__Task details__. Report only the number of lines in this material that include "name".

►

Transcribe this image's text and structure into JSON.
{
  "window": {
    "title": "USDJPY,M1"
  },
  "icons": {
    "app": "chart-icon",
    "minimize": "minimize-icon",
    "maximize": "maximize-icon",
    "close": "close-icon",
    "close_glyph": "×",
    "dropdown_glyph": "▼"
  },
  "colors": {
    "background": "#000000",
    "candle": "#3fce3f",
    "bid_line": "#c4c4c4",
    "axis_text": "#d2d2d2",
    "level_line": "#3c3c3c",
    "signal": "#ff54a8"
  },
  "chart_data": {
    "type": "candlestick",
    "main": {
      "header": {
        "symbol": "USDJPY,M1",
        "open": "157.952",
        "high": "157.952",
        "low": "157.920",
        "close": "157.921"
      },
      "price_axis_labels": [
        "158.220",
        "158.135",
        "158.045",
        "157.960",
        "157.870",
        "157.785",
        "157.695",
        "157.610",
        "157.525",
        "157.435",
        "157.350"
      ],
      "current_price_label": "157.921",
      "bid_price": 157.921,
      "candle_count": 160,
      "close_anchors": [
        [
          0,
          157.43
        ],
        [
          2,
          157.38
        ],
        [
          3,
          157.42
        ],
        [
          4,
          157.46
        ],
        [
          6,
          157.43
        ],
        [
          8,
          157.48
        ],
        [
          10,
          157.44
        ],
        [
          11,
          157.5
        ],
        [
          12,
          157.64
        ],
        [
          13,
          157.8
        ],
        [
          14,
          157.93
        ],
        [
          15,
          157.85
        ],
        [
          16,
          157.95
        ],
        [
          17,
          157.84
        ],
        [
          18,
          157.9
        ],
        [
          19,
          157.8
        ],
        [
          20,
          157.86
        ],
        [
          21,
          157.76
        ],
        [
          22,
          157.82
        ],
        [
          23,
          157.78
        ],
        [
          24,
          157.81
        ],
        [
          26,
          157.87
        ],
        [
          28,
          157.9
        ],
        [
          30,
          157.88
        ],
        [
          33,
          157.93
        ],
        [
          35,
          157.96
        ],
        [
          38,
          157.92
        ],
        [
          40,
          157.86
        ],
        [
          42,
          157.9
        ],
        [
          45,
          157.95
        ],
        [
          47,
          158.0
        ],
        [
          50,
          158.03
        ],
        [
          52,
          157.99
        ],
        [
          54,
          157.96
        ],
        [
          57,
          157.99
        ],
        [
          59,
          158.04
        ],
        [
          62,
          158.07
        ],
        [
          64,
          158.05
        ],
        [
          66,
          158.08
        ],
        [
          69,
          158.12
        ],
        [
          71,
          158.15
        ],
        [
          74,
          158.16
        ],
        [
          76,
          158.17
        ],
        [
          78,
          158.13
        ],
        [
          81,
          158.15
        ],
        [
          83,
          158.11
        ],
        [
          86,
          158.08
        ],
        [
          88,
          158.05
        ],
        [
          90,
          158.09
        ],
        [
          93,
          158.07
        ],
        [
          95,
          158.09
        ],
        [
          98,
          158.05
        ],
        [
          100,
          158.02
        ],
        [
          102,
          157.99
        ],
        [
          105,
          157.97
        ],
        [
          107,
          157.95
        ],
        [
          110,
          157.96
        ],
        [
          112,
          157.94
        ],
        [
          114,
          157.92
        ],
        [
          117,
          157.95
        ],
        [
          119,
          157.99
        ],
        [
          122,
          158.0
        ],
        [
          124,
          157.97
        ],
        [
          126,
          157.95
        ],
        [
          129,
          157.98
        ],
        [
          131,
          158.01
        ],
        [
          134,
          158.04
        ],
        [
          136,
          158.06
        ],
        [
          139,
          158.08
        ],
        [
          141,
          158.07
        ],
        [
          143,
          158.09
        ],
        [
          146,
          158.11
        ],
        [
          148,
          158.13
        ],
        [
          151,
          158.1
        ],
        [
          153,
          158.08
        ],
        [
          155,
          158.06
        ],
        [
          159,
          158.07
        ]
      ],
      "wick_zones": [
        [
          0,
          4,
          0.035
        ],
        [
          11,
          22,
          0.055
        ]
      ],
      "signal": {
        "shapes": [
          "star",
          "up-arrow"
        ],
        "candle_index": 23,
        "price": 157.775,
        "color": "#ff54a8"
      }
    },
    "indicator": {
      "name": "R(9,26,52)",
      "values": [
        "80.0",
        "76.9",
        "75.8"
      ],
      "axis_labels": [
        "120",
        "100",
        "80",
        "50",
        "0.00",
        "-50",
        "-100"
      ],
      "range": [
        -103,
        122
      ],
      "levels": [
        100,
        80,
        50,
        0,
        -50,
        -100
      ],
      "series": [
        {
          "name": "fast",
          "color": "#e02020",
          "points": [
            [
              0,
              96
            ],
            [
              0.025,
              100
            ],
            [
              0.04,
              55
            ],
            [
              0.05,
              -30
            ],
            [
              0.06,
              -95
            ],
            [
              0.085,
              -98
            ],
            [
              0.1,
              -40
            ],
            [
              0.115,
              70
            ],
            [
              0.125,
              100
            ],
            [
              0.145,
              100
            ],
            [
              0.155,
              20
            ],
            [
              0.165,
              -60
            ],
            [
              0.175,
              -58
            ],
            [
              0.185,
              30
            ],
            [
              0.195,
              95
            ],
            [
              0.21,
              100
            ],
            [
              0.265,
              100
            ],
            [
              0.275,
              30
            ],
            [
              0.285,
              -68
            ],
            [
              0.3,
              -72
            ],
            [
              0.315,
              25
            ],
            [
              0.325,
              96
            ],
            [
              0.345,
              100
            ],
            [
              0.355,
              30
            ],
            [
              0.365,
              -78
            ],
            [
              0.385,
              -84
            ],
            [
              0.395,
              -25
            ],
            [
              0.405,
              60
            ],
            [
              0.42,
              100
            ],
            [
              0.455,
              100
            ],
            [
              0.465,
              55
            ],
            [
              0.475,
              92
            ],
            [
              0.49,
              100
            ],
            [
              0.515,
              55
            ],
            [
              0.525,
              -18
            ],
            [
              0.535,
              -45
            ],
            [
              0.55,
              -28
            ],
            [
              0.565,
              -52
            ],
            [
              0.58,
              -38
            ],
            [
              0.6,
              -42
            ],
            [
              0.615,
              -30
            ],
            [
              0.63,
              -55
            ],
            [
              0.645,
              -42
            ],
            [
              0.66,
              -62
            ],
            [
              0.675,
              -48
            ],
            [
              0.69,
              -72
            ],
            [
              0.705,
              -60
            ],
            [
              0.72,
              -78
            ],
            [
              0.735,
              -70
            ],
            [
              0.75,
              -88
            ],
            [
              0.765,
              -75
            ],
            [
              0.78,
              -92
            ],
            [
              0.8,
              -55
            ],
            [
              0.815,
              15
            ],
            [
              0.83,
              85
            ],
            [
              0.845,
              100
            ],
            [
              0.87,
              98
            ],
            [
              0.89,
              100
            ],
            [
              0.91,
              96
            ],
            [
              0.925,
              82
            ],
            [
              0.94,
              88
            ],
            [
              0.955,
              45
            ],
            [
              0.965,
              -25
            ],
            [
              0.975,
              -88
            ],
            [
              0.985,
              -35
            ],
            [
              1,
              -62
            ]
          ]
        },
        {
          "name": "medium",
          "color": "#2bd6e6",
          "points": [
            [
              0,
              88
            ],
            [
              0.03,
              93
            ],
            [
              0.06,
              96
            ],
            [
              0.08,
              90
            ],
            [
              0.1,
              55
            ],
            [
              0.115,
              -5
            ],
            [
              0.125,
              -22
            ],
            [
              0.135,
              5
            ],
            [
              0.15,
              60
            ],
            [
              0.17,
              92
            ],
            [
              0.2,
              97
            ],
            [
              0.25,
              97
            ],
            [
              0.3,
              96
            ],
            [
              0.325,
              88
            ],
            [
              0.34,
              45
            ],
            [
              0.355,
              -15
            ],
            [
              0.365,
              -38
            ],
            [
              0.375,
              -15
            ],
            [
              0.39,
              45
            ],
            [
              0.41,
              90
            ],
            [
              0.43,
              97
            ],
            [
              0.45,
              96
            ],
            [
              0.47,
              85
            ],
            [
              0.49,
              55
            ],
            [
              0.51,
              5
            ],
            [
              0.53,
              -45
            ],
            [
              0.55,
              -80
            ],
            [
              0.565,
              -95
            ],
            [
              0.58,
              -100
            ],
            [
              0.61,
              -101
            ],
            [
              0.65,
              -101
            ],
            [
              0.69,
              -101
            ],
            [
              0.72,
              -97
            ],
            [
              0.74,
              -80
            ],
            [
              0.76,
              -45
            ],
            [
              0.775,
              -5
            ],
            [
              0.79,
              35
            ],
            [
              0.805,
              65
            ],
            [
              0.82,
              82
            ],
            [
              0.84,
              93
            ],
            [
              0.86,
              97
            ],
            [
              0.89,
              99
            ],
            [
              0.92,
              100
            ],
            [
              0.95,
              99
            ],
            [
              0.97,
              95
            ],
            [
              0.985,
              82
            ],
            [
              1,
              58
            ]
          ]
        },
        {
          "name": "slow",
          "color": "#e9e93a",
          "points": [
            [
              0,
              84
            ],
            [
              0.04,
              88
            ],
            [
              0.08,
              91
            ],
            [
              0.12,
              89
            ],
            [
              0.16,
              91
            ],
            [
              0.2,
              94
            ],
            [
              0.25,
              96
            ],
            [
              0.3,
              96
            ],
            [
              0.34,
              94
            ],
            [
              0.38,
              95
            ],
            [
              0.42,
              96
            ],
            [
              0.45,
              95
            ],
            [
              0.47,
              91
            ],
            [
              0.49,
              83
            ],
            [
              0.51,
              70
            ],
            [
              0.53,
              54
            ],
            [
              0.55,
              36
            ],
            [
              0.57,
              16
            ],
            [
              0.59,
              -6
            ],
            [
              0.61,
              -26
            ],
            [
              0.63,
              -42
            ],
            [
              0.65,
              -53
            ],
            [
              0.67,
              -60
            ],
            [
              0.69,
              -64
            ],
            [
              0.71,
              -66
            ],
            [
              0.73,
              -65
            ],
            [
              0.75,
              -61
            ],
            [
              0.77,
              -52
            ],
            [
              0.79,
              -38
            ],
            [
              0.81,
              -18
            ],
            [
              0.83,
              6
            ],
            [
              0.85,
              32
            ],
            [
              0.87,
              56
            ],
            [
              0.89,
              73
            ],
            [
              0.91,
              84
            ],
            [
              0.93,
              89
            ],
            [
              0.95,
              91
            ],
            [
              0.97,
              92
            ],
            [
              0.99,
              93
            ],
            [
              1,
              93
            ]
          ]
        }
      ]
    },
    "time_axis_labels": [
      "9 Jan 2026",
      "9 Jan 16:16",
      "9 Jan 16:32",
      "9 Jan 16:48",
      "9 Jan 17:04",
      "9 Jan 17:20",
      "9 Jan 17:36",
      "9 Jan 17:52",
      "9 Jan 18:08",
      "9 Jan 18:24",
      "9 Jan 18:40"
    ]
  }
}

◄

__Exercise output__. 4